**Problems to solve**
a. Extract everything in the cybersecurity article from "More than half" down to "with older machines.", word for word.
b. Write the next part of the article on state and local cybersecurity, picking up after its final sentence.

State and local governments are constantly confronted with shifting priorities that each demand space at the top of the to-do list. Recently, cybersecurity has catapulted itself to the top of that list as public officials at all levels are faced with threats to sensitive information, public infrastructure, and even personal cyber attacks as hacking becomes a form of protest. New data is now emerging on how widespread the threats can be and how difficult it can be to protect against them.
Merely 24% of chief information security officers (CISOs) at the state and local level are very confident in their states’ ability to guard data against external threats, according to the newly released 2012 Deloitte-National Association of State Chief Information Officers (NASCIO) Cybersecurity Study. In a similar report released from Verizon Business examining threats based on data collected as an enterprise security provider, data there shows that 174 million records have been compromised since 2011 – a number that is likely on the mind of CISOs.
Moreover, while some threats to state information technology (IT) security diminished since 2010, the increasing sophistication of cyber-attacks presented a new set of challenges to state officials tasked with safeguarding citizens’ personally identifiable information (PII). As CivSource has reported, following a breach of such information in Utah, a technology director there resigned and a new Health Data Security Ombudsman was appointed by the Governor.
“Citizen trust in government is severely impacted when the data is compromised and hence it is not just an information technology issue, but an issue that could adversely impact elected officials and the credibility of governments,” explains Srini Subramanian, principal, Deloitte & Touche LLP and leader of its security and privacy practice to state governments. Trust is not the only issue when it comes to cybersecurity, building and maintaining a technology infrastructure that is responsive to these threats requires significant time, talent, and expenditure – factors that are typically scarce in the public sector.
According to the Verizon report, attacks designed to go after intellectual property (IP) are on the rise in both public and private sector especially in areas where data can be profitable if sold like health care and financial services. This can have a compounding effect for public sector officials if their private sector vendor partners are faced with a breach that falls outside of government security efforts. The Verizon report notes that, finding and identifying the work of IP theft is highly difficult and specialized. Many of these breaches go undetected until long after the damage has been done, and it often takes quite a while to successfully contain the breach. IP attacks often include collusion between insiders and outsiders. Regular employees accounted for the largest percentage (two-thirds) of insiders. Outsiders often acted directly and maliciously, but also regularly solicited and aided insiders.
“Compliance with security requirements doesn’t always equal 100% security,” says Marc Spitler, Senior Analyst, Risk Team, Verizon Enterprise Solutions, in an interview with CivSource. “It’s impossible to have a silver bullet approach to this, risk analysis across the organization is necessary. Principles have to look at the threats and what can be contained in a very realistic way. The conversation has to be ongoing and evolutionary.”
More than half of CISOs in the Deloitte/NASCIO survey said that it is exactly these threats and this type of ongoing response that keeps them up at night, with a lack of budget resources being listed as the primary concern. 86% of CISOs in the survey said that insufficient funding posed the most significant barrier to addressing cyber security issues at the state level. These officials are also faced with a significant talent gap as state government IT positions often pay less than their private sector counterparts, and require working more slowly with older machines.

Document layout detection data
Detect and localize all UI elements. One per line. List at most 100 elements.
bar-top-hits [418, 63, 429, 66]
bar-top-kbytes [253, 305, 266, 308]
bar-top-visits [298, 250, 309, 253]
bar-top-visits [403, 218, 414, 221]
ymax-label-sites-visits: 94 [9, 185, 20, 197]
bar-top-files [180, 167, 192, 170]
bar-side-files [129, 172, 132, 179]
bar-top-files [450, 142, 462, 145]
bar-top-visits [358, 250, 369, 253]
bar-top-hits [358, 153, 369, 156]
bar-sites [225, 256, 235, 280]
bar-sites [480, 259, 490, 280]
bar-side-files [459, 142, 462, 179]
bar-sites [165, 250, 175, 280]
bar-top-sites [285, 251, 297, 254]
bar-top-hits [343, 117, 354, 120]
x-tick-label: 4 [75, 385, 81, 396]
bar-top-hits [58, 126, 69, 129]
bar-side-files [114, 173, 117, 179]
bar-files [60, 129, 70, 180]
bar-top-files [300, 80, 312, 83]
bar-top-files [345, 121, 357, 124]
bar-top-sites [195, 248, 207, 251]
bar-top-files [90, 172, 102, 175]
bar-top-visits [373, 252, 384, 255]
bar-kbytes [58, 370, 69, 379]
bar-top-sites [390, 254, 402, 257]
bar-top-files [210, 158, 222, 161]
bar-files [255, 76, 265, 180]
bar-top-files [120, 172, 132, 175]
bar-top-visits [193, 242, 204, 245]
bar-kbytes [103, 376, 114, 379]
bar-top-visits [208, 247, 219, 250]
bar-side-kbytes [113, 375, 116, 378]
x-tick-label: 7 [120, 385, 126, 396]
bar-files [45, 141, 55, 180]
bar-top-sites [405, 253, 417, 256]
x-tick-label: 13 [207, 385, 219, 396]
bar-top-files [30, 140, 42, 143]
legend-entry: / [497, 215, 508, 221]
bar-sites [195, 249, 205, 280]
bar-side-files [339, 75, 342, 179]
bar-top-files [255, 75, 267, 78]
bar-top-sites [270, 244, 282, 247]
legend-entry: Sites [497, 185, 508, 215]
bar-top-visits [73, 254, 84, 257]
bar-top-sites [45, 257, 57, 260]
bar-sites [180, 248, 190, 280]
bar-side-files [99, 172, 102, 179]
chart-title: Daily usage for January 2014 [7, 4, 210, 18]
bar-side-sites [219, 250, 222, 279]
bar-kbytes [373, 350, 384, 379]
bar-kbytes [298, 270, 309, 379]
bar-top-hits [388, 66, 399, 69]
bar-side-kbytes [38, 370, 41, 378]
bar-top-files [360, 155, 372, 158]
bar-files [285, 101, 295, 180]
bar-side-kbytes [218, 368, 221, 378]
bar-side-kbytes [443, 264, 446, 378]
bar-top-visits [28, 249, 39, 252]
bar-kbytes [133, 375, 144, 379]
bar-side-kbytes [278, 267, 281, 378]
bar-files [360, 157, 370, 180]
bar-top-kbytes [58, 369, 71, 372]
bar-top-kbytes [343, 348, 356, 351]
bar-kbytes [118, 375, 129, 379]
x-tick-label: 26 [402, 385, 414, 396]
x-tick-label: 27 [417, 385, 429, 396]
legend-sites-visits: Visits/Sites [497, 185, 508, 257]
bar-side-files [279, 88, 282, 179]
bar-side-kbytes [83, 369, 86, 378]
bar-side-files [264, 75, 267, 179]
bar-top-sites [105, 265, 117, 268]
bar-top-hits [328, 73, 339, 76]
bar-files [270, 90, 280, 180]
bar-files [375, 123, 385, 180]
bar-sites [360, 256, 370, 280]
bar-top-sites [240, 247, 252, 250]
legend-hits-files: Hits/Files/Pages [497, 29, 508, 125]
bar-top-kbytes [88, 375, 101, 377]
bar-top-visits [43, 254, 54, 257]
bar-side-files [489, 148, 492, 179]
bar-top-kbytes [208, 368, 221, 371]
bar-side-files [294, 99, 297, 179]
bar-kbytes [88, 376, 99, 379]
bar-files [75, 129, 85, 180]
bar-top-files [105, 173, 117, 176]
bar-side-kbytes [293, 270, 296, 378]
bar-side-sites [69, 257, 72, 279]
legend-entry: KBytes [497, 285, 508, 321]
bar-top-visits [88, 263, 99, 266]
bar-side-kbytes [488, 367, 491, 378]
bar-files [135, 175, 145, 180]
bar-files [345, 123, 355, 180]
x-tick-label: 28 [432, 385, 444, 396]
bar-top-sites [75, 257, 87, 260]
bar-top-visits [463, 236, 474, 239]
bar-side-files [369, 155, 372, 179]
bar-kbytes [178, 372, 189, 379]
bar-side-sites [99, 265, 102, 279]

**Expected responses**
a.
More than half of CISOs in the Deloitte/NASCIO survey said that it is exactly these threats and this type of ongoing response that keeps them up at night, with a lack of budget resources being listed as the primary concern. 86% of CISOs in the survey said that insufficient funding posed the most significant barrier to addressing cyber security issues at the state level. These officials are also faced with a significant talent gap as state government IT positions often pay less than their private sector counterparts, and require working more slowly with older machines.

b.
The National Institute on Standards and Technology (NIST) and Venafi recently issued a security bulletin that discusses the issue of fraudulent website certificates, these certificates may be accepted and users may be working as though everything is normal without knowing that the fake certificate is stealing sensitive information. These kind of attacks can be unleashed anywhere, and are difficult to prevent or respond to without proper equipment and staffing.
At the state and local government level, constant staff turnover also creates a challenge. The inadequate availability of cyber security professionals ranked among the top five barriers to addressing cyber security in the Deloitte/NASCIO study. As new administrations move in and out at the top resource planning priorities change. At the department level, staffers also move in and out with new administrations, positions get cut, individuals choose to return to private sector work or retire. Yet, the overarching security priorities of IT shops remain the same and threats continue to evolve. Staff training becomes more important as does more detailed screening of appointees and candidates for hire.
To deal with this, Spitler recommends focusing on developing privledged user access, “privledged users can be a way to contain access to certain levels but monitoring of these individuals is more than just knowing what they have permission to access. Organizations have to be aware of insider threats,” he says. Many of these attacks if done remotely can take a few minutes to a few hours – the timeline can be shorter if its being executed by an individual at a workstation who already has access.
Looking into the future, the top four threats anticipated by CISOs to have the greatest impact on state governments include: phishing, pharming and other related variants; social engineering; increasing sophistication and proliferation of threats, such as viruses and worms; and mobile devices.
Both reports recommend developing high-touch public-private partnerships that bring in a range of stakeholders to have candid security discussions up and down the chain. “It’s very hard to legislate security. Organizations and users have to be aware, you have to focus on human assets and understand that many of these attacks are done socially or physically. Communication and monitoring are two of the most important aspects to this,” Spitler says.